--- start of Material provided ---

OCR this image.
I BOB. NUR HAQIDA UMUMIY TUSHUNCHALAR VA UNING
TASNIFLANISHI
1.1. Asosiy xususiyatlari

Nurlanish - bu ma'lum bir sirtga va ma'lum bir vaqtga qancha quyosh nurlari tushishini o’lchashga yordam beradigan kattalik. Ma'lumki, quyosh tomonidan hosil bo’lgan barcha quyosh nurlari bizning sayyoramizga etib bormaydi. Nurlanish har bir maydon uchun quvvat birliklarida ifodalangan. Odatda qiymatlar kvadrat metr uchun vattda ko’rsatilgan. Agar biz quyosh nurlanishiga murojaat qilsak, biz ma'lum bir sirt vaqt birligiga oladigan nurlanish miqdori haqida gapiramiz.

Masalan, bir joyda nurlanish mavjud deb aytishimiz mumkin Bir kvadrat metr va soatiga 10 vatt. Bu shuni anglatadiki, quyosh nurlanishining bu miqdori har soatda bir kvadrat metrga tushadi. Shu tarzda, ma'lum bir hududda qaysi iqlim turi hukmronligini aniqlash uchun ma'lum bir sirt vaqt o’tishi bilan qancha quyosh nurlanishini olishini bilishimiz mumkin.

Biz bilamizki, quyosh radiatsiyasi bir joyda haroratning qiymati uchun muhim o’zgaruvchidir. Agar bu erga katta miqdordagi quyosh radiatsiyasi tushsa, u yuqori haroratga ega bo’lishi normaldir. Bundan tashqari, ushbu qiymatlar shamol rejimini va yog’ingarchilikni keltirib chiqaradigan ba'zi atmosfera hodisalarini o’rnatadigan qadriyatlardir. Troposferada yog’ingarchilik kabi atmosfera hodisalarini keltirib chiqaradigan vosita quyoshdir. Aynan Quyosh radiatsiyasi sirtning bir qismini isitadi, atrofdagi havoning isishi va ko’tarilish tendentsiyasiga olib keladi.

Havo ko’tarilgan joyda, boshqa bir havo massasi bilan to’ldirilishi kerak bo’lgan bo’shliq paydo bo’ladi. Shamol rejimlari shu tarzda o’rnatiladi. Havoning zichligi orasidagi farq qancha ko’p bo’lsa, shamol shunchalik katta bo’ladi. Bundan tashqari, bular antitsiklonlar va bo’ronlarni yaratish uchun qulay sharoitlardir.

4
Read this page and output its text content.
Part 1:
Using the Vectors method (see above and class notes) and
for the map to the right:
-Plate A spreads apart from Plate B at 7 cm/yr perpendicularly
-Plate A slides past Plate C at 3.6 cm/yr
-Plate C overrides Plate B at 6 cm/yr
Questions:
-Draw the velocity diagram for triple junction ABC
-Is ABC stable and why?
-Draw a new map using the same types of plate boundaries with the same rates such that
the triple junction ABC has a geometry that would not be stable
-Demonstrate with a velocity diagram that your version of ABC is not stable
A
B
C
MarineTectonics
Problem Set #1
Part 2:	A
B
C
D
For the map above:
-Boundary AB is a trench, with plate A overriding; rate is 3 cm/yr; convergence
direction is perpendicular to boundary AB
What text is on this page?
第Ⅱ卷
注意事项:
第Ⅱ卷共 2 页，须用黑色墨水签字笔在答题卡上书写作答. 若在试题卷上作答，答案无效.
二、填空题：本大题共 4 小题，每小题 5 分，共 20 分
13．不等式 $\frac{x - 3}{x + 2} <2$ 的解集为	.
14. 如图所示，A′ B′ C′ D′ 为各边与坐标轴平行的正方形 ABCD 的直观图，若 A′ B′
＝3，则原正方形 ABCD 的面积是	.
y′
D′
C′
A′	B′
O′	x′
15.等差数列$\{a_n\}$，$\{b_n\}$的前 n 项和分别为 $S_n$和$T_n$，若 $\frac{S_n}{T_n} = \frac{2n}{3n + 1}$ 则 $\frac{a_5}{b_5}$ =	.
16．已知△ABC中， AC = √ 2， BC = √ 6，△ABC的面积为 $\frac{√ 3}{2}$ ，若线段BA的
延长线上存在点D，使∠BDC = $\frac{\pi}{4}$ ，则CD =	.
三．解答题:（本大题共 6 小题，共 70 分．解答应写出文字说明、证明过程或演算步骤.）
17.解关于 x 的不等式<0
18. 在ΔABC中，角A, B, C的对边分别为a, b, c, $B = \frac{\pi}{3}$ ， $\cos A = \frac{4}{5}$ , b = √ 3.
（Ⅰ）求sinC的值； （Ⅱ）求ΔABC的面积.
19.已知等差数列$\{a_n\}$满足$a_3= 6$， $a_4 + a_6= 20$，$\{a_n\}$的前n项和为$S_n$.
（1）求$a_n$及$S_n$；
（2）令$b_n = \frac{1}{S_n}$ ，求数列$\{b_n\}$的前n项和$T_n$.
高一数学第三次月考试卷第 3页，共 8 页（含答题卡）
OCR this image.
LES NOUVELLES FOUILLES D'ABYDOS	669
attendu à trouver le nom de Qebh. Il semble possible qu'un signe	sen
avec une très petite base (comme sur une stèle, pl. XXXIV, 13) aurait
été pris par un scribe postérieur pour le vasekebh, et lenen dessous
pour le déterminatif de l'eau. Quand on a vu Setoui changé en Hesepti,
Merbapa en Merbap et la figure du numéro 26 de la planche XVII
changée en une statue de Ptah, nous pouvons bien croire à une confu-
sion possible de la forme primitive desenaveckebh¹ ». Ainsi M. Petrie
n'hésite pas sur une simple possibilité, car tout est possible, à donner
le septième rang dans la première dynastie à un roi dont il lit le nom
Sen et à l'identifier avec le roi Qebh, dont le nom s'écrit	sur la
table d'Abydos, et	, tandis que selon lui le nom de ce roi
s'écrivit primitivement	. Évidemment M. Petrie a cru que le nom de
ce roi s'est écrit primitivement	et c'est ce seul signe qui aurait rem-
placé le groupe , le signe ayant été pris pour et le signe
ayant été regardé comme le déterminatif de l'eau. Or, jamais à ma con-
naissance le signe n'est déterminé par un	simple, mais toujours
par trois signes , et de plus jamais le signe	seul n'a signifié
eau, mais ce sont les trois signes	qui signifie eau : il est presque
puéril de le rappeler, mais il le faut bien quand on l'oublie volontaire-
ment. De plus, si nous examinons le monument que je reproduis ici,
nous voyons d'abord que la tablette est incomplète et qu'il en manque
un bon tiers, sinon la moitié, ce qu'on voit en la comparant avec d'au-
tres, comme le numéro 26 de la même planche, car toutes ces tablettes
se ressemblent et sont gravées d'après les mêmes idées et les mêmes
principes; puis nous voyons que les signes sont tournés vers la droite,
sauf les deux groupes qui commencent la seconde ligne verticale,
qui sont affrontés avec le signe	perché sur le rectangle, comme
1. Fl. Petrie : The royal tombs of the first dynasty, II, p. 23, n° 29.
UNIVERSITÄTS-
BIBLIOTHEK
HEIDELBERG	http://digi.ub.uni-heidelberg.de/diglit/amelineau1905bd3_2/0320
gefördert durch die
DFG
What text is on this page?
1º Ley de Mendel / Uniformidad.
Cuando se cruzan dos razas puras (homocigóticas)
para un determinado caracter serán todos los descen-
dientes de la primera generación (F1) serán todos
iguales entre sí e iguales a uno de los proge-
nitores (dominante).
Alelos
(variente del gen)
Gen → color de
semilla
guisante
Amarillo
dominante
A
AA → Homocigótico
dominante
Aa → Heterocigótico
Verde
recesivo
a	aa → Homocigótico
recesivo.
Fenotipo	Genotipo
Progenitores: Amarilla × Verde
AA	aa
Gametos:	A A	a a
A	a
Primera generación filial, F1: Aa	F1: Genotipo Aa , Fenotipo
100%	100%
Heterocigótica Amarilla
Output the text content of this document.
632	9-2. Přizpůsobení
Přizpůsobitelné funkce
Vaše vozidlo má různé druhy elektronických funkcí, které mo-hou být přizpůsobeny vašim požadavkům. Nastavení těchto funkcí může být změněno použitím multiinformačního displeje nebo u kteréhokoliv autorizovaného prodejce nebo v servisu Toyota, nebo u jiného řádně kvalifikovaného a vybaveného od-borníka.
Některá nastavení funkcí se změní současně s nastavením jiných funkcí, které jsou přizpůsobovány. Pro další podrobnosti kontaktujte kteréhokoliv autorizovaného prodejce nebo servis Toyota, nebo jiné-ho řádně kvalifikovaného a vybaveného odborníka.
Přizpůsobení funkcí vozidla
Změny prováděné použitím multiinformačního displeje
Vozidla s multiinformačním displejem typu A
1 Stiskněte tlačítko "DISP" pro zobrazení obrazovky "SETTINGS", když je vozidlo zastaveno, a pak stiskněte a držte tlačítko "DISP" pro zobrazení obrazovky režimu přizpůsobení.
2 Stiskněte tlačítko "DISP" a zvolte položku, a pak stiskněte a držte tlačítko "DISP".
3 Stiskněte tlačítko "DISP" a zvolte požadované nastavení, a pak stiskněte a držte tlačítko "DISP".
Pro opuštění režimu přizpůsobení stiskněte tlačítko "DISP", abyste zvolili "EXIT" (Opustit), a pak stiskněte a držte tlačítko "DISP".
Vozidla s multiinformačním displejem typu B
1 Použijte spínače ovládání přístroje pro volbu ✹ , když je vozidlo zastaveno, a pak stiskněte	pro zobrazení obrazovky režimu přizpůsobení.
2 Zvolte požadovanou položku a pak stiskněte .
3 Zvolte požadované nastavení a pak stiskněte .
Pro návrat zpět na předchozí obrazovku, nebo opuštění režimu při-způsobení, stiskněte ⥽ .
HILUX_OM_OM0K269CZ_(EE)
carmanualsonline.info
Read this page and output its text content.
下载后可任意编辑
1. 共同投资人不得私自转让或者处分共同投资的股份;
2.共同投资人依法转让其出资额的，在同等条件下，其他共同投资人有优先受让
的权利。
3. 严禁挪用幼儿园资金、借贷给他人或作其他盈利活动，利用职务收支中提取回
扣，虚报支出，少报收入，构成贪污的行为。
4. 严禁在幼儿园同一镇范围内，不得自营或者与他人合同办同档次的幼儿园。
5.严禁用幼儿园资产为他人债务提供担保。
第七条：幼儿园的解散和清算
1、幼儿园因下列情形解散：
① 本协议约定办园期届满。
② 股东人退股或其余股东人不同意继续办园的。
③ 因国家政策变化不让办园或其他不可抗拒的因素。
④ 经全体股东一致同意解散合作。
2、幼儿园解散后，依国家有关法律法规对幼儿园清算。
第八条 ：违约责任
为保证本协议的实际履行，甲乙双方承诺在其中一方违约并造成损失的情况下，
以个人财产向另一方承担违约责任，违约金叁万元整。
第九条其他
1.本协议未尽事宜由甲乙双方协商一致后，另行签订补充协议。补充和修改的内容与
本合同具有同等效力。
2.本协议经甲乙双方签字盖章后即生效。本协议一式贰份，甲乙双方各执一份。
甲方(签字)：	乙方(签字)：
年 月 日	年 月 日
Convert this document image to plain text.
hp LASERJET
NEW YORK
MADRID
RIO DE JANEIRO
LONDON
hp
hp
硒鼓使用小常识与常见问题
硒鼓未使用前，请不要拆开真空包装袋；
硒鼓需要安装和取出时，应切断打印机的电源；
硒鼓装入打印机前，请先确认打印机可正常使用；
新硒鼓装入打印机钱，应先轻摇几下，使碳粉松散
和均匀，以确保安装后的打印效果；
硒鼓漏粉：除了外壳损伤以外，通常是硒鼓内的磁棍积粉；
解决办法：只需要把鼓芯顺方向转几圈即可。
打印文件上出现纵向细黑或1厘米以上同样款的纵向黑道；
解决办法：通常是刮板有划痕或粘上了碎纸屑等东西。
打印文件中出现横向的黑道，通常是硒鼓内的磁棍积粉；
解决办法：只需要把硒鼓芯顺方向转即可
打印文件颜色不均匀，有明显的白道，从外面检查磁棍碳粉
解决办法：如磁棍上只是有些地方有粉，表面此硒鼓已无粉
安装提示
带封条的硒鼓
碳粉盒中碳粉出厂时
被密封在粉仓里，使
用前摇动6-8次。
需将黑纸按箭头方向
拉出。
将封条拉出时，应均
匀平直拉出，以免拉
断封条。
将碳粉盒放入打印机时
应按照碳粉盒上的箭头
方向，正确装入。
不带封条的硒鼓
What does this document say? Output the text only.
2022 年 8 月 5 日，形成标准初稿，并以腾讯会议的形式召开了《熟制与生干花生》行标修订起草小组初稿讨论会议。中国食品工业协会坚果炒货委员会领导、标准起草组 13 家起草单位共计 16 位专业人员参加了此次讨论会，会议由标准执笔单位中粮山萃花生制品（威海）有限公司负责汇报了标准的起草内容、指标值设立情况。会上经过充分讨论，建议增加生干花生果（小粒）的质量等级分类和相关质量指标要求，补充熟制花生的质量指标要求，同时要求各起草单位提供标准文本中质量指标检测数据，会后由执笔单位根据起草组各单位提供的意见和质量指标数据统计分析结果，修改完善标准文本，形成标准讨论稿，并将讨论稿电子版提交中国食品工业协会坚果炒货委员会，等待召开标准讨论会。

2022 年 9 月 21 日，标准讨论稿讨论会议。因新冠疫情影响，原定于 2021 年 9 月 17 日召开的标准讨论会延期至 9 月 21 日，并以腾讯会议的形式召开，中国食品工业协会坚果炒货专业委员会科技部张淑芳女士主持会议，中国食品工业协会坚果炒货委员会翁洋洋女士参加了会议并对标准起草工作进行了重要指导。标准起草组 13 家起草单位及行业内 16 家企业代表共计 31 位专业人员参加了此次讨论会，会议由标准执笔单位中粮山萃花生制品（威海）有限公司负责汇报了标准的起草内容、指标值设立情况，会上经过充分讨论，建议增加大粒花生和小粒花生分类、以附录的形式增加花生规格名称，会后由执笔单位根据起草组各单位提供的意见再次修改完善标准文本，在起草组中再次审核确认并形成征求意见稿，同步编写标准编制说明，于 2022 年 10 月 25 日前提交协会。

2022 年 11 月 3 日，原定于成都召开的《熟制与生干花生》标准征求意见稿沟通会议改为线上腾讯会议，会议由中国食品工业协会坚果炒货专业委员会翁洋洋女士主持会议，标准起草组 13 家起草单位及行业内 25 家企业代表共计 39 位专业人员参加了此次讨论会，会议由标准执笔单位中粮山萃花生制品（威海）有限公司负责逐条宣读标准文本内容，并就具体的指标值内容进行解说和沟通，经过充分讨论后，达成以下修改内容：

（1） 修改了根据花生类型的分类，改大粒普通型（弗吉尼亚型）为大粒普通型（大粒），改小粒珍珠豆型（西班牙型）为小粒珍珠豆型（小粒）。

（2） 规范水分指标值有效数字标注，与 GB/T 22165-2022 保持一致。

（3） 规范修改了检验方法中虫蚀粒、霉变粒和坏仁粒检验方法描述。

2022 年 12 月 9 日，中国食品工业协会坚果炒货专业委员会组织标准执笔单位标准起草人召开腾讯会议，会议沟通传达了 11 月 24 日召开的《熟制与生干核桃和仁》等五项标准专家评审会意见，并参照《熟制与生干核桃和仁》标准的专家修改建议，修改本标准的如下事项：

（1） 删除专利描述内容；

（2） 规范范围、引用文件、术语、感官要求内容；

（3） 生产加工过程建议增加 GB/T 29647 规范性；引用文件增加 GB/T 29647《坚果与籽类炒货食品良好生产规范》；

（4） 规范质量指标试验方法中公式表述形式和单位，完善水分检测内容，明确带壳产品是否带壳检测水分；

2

--- end of Material provided ---

▸ **Problem**
Locate the lines above that contain "Bundan" and copy them.

▸ **Result below**
Biz bilamizki, quyosh radiatsiyasi bir joyda haroratning qiymati uchun muhim o’zgaruvchidir. Agar bu erga katta miqdordagi quyosh radiatsiyasi tushsa, u yuqori haroratga ega bo’lishi normaldir. Bundan tashqari, ushbu qiymatlar shamol rejimini va yog’ingarchilikni keltirib chiqaradigan ba'zi atmosfera hodisalarini o’rnatadigan qadriyatlardir. Troposferada yog’ingarchilik kabi atmosfera hodisalarini keltirib chiqaradigan vosita quyoshdir. Aynan Quyosh radiatsiyasi sirtning bir qismini isitadi, atrofdagi havoning isishi va ko’tarilish tendentsiyasiga olib keladi.
Havo ko’tarilgan joyda, boshqa bir havo massasi bilan to’ldirilishi kerak bo’lgan bo’shliq paydo bo’ladi. Shamol rejimlari shu tarzda o’rnatiladi. Havoning zichligi orasidagi farq qancha ko’p bo’lsa, shamol shunchalik katta bo’ladi. Bundan tashqari, bular antitsiklonlar va bo’ronlarni yaratish uchun qulay sharoitlardir.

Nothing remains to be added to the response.